### Source records
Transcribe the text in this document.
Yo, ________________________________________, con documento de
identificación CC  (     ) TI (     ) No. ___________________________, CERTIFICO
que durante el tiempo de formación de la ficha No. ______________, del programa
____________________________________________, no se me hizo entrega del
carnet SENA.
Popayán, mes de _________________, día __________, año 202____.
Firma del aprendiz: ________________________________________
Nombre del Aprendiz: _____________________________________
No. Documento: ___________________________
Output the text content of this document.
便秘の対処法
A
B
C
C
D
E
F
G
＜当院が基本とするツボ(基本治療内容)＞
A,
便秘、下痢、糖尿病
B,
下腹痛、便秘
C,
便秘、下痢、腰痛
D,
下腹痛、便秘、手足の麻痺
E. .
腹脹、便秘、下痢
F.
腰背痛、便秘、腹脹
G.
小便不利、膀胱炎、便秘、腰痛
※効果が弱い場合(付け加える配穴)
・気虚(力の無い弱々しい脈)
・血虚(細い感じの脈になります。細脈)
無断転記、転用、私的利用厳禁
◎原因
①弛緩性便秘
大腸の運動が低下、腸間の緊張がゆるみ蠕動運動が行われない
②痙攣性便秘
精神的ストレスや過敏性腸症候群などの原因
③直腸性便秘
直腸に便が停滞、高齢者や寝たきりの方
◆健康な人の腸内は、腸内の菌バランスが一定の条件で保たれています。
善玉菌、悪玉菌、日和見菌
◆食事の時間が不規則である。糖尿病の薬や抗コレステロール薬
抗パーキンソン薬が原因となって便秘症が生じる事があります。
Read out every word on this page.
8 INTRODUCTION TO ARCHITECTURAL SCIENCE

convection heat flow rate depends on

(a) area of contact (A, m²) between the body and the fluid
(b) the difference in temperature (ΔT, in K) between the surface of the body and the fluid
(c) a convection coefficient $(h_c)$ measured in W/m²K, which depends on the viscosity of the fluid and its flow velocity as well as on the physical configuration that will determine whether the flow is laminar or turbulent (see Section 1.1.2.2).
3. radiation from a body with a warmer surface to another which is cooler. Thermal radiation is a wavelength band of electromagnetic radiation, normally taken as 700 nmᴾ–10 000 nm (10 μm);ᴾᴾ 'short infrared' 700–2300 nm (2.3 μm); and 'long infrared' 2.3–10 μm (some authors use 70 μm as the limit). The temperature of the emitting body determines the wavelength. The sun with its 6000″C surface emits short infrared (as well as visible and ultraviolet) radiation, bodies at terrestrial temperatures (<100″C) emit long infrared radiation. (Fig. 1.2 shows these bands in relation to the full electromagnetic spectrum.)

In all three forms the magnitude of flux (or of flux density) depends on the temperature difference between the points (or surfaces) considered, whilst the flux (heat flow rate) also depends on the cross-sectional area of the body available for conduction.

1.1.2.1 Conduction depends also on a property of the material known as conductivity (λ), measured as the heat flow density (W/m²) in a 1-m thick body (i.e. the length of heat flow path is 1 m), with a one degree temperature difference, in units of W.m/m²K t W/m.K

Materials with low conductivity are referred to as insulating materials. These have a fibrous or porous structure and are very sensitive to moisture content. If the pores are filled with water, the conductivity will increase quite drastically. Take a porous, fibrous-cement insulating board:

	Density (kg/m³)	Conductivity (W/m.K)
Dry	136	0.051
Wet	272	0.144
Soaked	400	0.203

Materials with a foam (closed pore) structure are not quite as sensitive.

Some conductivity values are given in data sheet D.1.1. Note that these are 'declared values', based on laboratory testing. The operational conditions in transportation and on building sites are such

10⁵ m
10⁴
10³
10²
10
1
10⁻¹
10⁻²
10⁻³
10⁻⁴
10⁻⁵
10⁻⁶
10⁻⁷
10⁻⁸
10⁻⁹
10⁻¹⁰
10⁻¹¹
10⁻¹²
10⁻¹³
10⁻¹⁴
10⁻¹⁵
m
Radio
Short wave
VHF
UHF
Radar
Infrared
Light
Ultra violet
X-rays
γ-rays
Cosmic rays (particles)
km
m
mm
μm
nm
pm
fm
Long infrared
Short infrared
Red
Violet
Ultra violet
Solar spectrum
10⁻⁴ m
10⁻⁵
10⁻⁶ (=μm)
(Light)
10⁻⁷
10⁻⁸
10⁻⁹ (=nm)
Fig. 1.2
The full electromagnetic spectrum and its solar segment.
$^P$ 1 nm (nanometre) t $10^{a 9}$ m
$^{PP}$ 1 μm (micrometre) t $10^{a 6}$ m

### Problem statement
Write all of the records out again exactly.

### Task response
Transcribe the text in this document.
Yo, ________________________________________, con documento de
identificación CC  (     ) TI (     ) No. ___________________________, CERTIFICO
que durante el tiempo de formación de la ficha No. ______________, del programa
____________________________________________, no se me hizo entrega del
carnet SENA.
Popayán, mes de _________________, día __________, año 202____.
Firma del aprendiz: ________________________________________
Nombre del Aprendiz: _____________________________________
No. Documento: ___________________________
Output the text content of this document.
便秘の対処法
A
B
C
C
D
E
F
G
＜当院が基本とするツボ(基本治療内容)＞
A,
便秘、下痢、糖尿病
B,
下腹痛、便秘
C,
便秘、下痢、腰痛
D,
下腹痛、便秘、手足の麻痺
E. .
腹脹、便秘、下痢
F.
腰背痛、便秘、腹脹
G.
小便不利、膀胱炎、便秘、腰痛
※効果が弱い場合(付け加える配穴)
・気虚(力の無い弱々しい脈)
・血虚(細い感じの脈になります。細脈)
無断転記、転用、私的利用厳禁
◎原因
①弛緩性便秘
大腸の運動が低下、腸間の緊張がゆるみ蠕動運動が行われない
②痙攣性便秘
精神的ストレスや過敏性腸症候群などの原因
③直腸性便秘
直腸に便が停滞、高齢者や寝たきりの方
◆健康な人の腸内は、腸内の菌バランスが一定の条件で保たれています。
善玉菌、悪玉菌、日和見菌
◆食事の時間が不規則である。糖尿病の薬や抗コレステロール薬
抗パーキンソン薬が原因となって便秘症が生じる事があります。
Read out every word on this page.
8 INTRODUCTION TO ARCHITECTURAL SCIENCE

convection heat flow rate depends on

(a) area of contact (A, m²) between the body and the fluid
(b) the difference in temperature (ΔT, in K) between the surface of the body and the fluid
(c) a convection coefficient $(h_c)$ measured in W/m²K, which depends on the viscosity of the fluid and its flow velocity as well as on the physical configuration that will determine whether the flow is laminar or turbulent (see Section 1.1.2.2).
3. radiation from a body with a warmer surface to another which is cooler. Thermal radiation is a wavelength band of electromagnetic radiation, normally taken as 700 nmᴾ–10 000 nm (10 μm);ᴾᴾ 'short infrared' 700–2300 nm (2.3 μm); and 'long infrared' 2.3–10 μm (some authors use 70 μm as the limit). The temperature of the emitting body determines the wavelength. The sun with its 6000″C surface emits short infrared (as well as visible and ultraviolet) radiation, bodies at terrestrial temperatures (<100″C) emit long infrared radiation. (Fig. 1.2 shows these bands in relation to the full electromagnetic spectrum.)

In all three forms the magnitude of flux (or of flux density) depends on the temperature difference between the points (or surfaces) considered, whilst the flux (heat flow rate) also depends on the cross-sectional area of the body available for conduction.

1.1.2.1 Conduction depends also on a property of the material known as conductivity (λ), measured as the heat flow density (W/m²) in a 1-m thick body (i.e. the length of heat flow path is 1 m), with a one degree temperature difference, in units of W.m/m²K t W/m.K

Materials with low conductivity are referred to as insulating materials. These have a fibrous or porous structure and are very sensitive to moisture content. If the pores are filled with water, the conductivity will increase quite drastically. Take a porous, fibrous-cement insulating board:

	Density (kg/m³)	Conductivity (W/m.K)
Dry	136	0.051
Wet	272	0.144
Soaked	400	0.203

Materials with a foam (closed pore) structure are not quite as sensitive.

Some conductivity values are given in data sheet D.1.1. Note that these are 'declared values', based on laboratory testing. The operational conditions in transportation and on building sites are such

10⁵ m
10⁴
10³
10²
10
1
10⁻¹
10⁻²
10⁻³
10⁻⁴
10⁻⁵
10⁻⁶
10⁻⁷
10⁻⁸
10⁻⁹
10⁻¹⁰
10⁻¹¹
10⁻¹²
10⁻¹³
10⁻¹⁴
10⁻¹⁵
m
Radio
Short wave
VHF
UHF
Radar
Infrared
Light
Ultra violet
X-rays
γ-rays
Cosmic rays (particles)
km
m
mm
μm
nm
pm
fm
Long infrared
Short infrared
Red
Violet
Ultra violet
Solar spectrum
10⁻⁴ m
10⁻⁵
10⁻⁶ (=μm)
(Light)
10⁻⁷
10⁻⁸
10⁻⁹ (=nm)
Fig. 1.2
The full electromagnetic spectrum and its solar segment.
$^P$ 1 nm (nanometre) t $10^{a 9}$ m
$^{PP}$ 1 μm (micrometre) t $10^{a 6}$ m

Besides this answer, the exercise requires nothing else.